Rows from a figure dataset
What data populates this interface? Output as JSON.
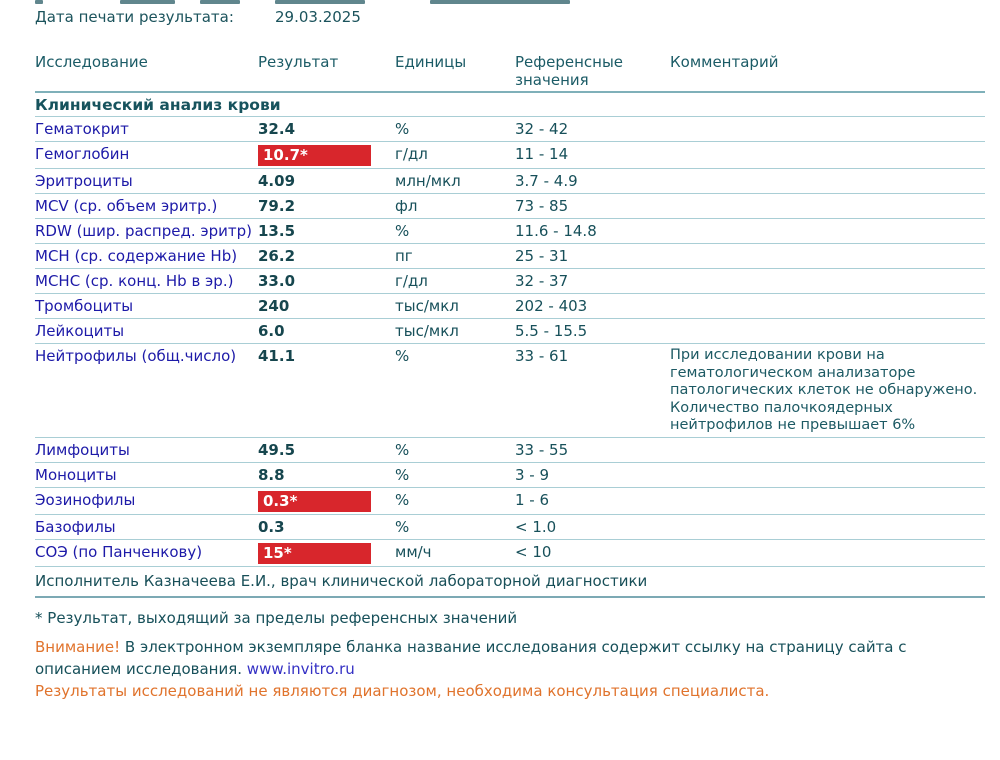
{
  "colors": {
    "text_teal": "#17505a",
    "link_navy": "#1d1aa8",
    "flag_red": "#d8262c",
    "warning_orange": "#e0732c",
    "row_line": "#a9ced5",
    "section_line": "#7fb0b9"
  },
  "header": {
    "print_date_label": "Дата печати результата:",
    "print_date_value": "29.03.2025"
  },
  "table": {
    "columns": {
      "test": "Исследование",
      "result": "Результат",
      "units": "Единицы",
      "reference": "Референсные значения",
      "comment": "Комментарий"
    },
    "section_title": "Клинический анализ крови",
    "rows": [
      {
        "name": "Гематокрит",
        "result": "32.4",
        "flag": false,
        "units": "%",
        "reference": "32 - 42",
        "comment": ""
      },
      {
        "name": "Гемоглобин",
        "result": "10.7*",
        "flag": true,
        "units": "г/дл",
        "reference": "11 - 14",
        "comment": ""
      },
      {
        "name": "Эритроциты",
        "result": "4.09",
        "flag": false,
        "units": "млн/мкл",
        "reference": "3.7 - 4.9",
        "comment": ""
      },
      {
        "name": "MCV (ср. объем эритр.)",
        "result": "79.2",
        "flag": false,
        "units": "фл",
        "reference": "73 - 85",
        "comment": ""
      },
      {
        "name": "RDW (шир. распред. эритр)",
        "result": "13.5",
        "flag": false,
        "units": "%",
        "reference": "11.6 - 14.8",
        "comment": ""
      },
      {
        "name": "MCH (ср. содержание Hb)",
        "result": "26.2",
        "flag": false,
        "units": "пг",
        "reference": "25 - 31",
        "comment": ""
      },
      {
        "name": "MCHC (ср. конц. Hb в эр.)",
        "result": "33.0",
        "flag": false,
        "units": "г/дл",
        "reference": "32 - 37",
        "comment": ""
      },
      {
        "name": "Тромбоциты",
        "result": "240",
        "flag": false,
        "units": "тыс/мкл",
        "reference": "202 - 403",
        "comment": ""
      },
      {
        "name": "Лейкоциты",
        "result": "6.0",
        "flag": false,
        "units": "тыс/мкл",
        "reference": "5.5 - 15.5",
        "comment": ""
      },
      {
        "name": "Нейтрофилы (общ.число)",
        "result": "41.1",
        "flag": false,
        "units": "%",
        "reference": "33 - 61",
        "comment": "При исследовании крови на гематологическом анализаторе патологических клеток не обнаружено. Количество палочкоядерных нейтрофилов не превышает 6%",
        "tall": true
      },
      {
        "name": "Лимфоциты",
        "result": "49.5",
        "flag": false,
        "units": "%",
        "reference": "33 - 55",
        "comment": ""
      },
      {
        "name": "Моноциты",
        "result": "8.8",
        "flag": false,
        "units": "%",
        "reference": "3 - 9",
        "comment": ""
      },
      {
        "name": "Эозинофилы",
        "result": "0.3*",
        "flag": true,
        "units": "%",
        "reference": "1 - 6",
        "comment": ""
      },
      {
        "name": "Базофилы",
        "result": "0.3",
        "flag": false,
        "units": "%",
        "reference": "< 1.0",
        "comment": ""
      },
      {
        "name": "СОЭ (по Панченкову)",
        "result": "15*",
        "flag": true,
        "units": "мм/ч",
        "reference": "< 10",
        "comment": ""
      }
    ],
    "executor_line": "Исполнитель Казначеева  Е.И., врач клинической лабораторной диагностики"
  },
  "footnotes": {
    "asterisk_note": "* Результат, выходящий за пределы референсных значений",
    "attention_label": "Внимание!",
    "attention_text": " В электронном экземпляре бланка название исследования содержит ссылку на страницу сайта с описанием исследования. ",
    "site_link": "www.invitro.ru",
    "disclaimer": "Результаты исследований не являются диагнозом, необходима консультация специалиста."
  }
}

:: What the task asks ::
Copy every record above exactly, leaving out any pictures.

:: Response for this exercise ::
What data populates this interface? Output as JSON.
{
  "colors": {
    "text_teal": "#17505a",
    "link_navy": "#1d1aa8",
    "flag_red": "#d8262c",
    "warning_orange": "#e0732c",
    "row_line": "#a9ced5",
    "section_line": "#7fb0b9"
  },
  "header": {
    "print_date_label": "Дата печати результата:",
    "print_date_value": "29.03.2025"
  },
  "table": {
    "columns": {
      "test": "Исследование",
      "result": "Результат",
      "units": "Единицы",
      "reference": "Референсные значения",
      "comment": "Комментарий"
    },
    "section_title": "Клинический анализ крови",
    "rows": [
      {
        "name": "Гематокрит",
        "result": "32.4",
        "flag": false,
        "units": "%",
        "reference": "32 - 42",
        "comment": ""
      },
      {
        "name": "Гемоглобин",
        "result": "10.7*",
        "flag": true,
        "units": "г/дл",
        "reference": "11 - 14",
        "comment": ""
      },
      {
        "name": "Эритроциты",
        "result": "4.09",
        "flag": false,
        "units": "млн/мкл",
        "reference": "3.7 - 4.9",
        "comment": ""
      },
      {
        "name": "MCV (ср. объем эритр.)",
        "result": "79.2",
        "flag": false,
        "units": "фл",
        "reference": "73 - 85",
        "comment": ""
      },
      {
        "name": "RDW (шир. распред. эритр)",
        "result": "13.5",
        "flag": false,
        "units": "%",
        "reference": "11.6 - 14.8",
        "comment": ""
      },
      {
        "name": "MCH (ср. содержание Hb)",
        "result": "26.2",
        "flag": false,
        "units": "пг",
        "reference": "25 - 31",
        "comment": ""
      },
      {
        "name": "MCHC (ср. конц. Hb в эр.)",
        "result": "33.0",
        "flag": false,
        "units": "г/дл",
        "reference": "32 - 37",
        "comment": ""
      },
      {
        "name": "Тромбоциты",
        "result": "240",
        "flag": false,
        "units": "тыс/мкл",
        "reference": "202 - 403",
        "comment": ""
      },
      {
        "name": "Лейкоциты",
        "result": "6.0",
        "flag": false,
        "units": "тыс/мкл",
        "reference": "5.5 - 15.5",
        "comment": ""
      },
      {
        "name": "Нейтрофилы (общ.число)",
        "result": "41.1",
        "flag": false,
        "units": "%",
        "reference": "33 - 61",
        "comment": "При исследовании крови на гематологическом анализаторе патологических клеток не обнаружено. Количество палочкоядерных нейтрофилов не превышает 6%",
        "tall": true
      },
      {
        "name": "Лимфоциты",
        "result": "49.5",
        "flag": false,
        "units": "%",
        "reference": "33 - 55",
        "comment": ""
      },
      {
        "name": "Моноциты",
        "result": "8.8",
        "flag": false,
        "units": "%",
        "reference": "3 - 9",
        "comment": ""
      },
      {
        "name": "Эозинофилы",
        "result": "0.3*",
        "flag": true,
        "units": "%",
        "reference": "1 - 6",
        "comment": ""
      },
      {
        "name": "Базофилы",
        "result": "0.3",
        "flag": false,
        "units": "%",
        "reference": "< 1.0",
        "comment": ""
      },
      {
        "name": "СОЭ (по Панченкову)",
        "result": "15*",
        "flag": true,
        "units": "мм/ч",
        "reference": "< 10",
        "comment": ""
      }
    ],
    "executor_line": "Исполнитель Казначеева  Е.И., врач клинической лабораторной диагностики"
  },
  "footnotes": {
    "asterisk_note": "* Результат, выходящий за пределы референсных значений",
    "attention_label": "Внимание!",
    "attention_text": " В электронном экземпляре бланка название исследования содержит ссылку на страницу сайта с описанием исследования. ",
    "site_link": "www.invitro.ru",
    "disclaimer": "Результаты исследований не являются диагнозом, необходима консультация специалиста."
  }
}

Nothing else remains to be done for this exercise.